§ **WRITTEN INSTRUCTION**:
Locate every line in the material below that has the word "Core". Copy each of those lines.

## Begin INFORMATION SHOWN

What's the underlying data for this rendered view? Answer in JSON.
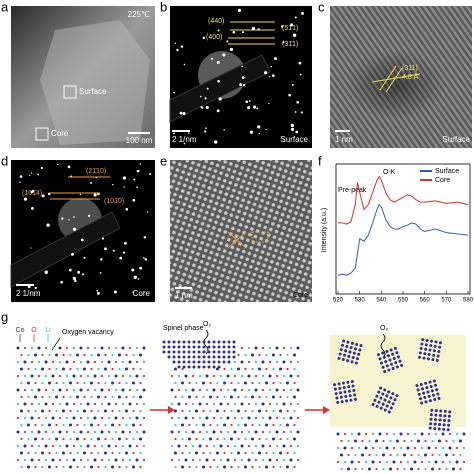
{
  "panels": {
    "a": {
      "label": "a",
      "temperature": "225℃",
      "regions": [
        "Surface",
        "Core"
      ],
      "scale_bar": "100 nm"
    },
    "b": {
      "label": "b",
      "planes": [
        "(440)",
        "(51̄1)",
        "(400)",
        "(31̄1)"
      ],
      "scale_bar": "2 1/nm",
      "region": "Surface"
    },
    "c": {
      "label": "c",
      "plane": "(311)",
      "spacing": "4.8 Å",
      "scale_bar": "1 nm",
      "region": "Surface"
    },
    "d": {
      "label": "d",
      "planes": [
        "(21̄10)",
        "(101̄4)",
        "(101̄0)"
      ],
      "scale_bar": "2 1/nm",
      "region": "Core"
    },
    "e": {
      "label": "e",
      "scale_bar": "1 nm",
      "region": "Core"
    },
    "f": {
      "label": "f",
      "chart_data": {
        "type": "line",
        "y_label": "Intensity (a.u.)",
        "annotations": [
          "Pre-peak",
          "O-K"
        ],
        "x": [
          520,
          522,
          524,
          526,
          528,
          529,
          530,
          532,
          534,
          536,
          538,
          539,
          540,
          542,
          544,
          546,
          548,
          550,
          552,
          554,
          556,
          558,
          560,
          565,
          570,
          575,
          580
        ],
        "xlim": [
          520,
          580
        ],
        "xticks": [
          520,
          530,
          540,
          550,
          560,
          570,
          580
        ],
        "ylim": [
          0,
          1
        ],
        "series": [
          {
            "name": "Surface",
            "color": "#2f5cc4",
            "values": [
              0.12,
              0.13,
              0.12,
              0.14,
              0.18,
              0.3,
              0.42,
              0.4,
              0.45,
              0.55,
              0.66,
              0.7,
              0.68,
              0.58,
              0.52,
              0.5,
              0.5,
              0.52,
              0.53,
              0.55,
              0.54,
              0.5,
              0.48,
              0.5,
              0.47,
              0.46,
              0.45
            ]
          },
          {
            "name": "Core",
            "color": "#d8302a",
            "values": [
              0.55,
              0.55,
              0.54,
              0.56,
              0.7,
              0.88,
              0.8,
              0.66,
              0.7,
              0.8,
              0.9,
              0.93,
              0.9,
              0.8,
              0.74,
              0.72,
              0.74,
              0.76,
              0.78,
              0.77,
              0.74,
              0.72,
              0.72,
              0.73,
              0.71,
              0.72,
              0.7
            ]
          }
        ]
      }
    },
    "g": {
      "label": "g",
      "legend": [
        "Co",
        "O",
        "Li"
      ],
      "legend_colors": [
        "#2b2f8f",
        "#e0302a",
        "#3cc0e0"
      ],
      "annotations": [
        "Oxygen vacancy",
        "Spinel phase",
        "O₂",
        "O₂"
      ]
    }
  }
}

## End INFORMATION SHOWN

§ **SOLUTION TO THIS EXERCISE**:
        "Core"
      "region": "Core"
      "region": "Core"
            "name": "Core",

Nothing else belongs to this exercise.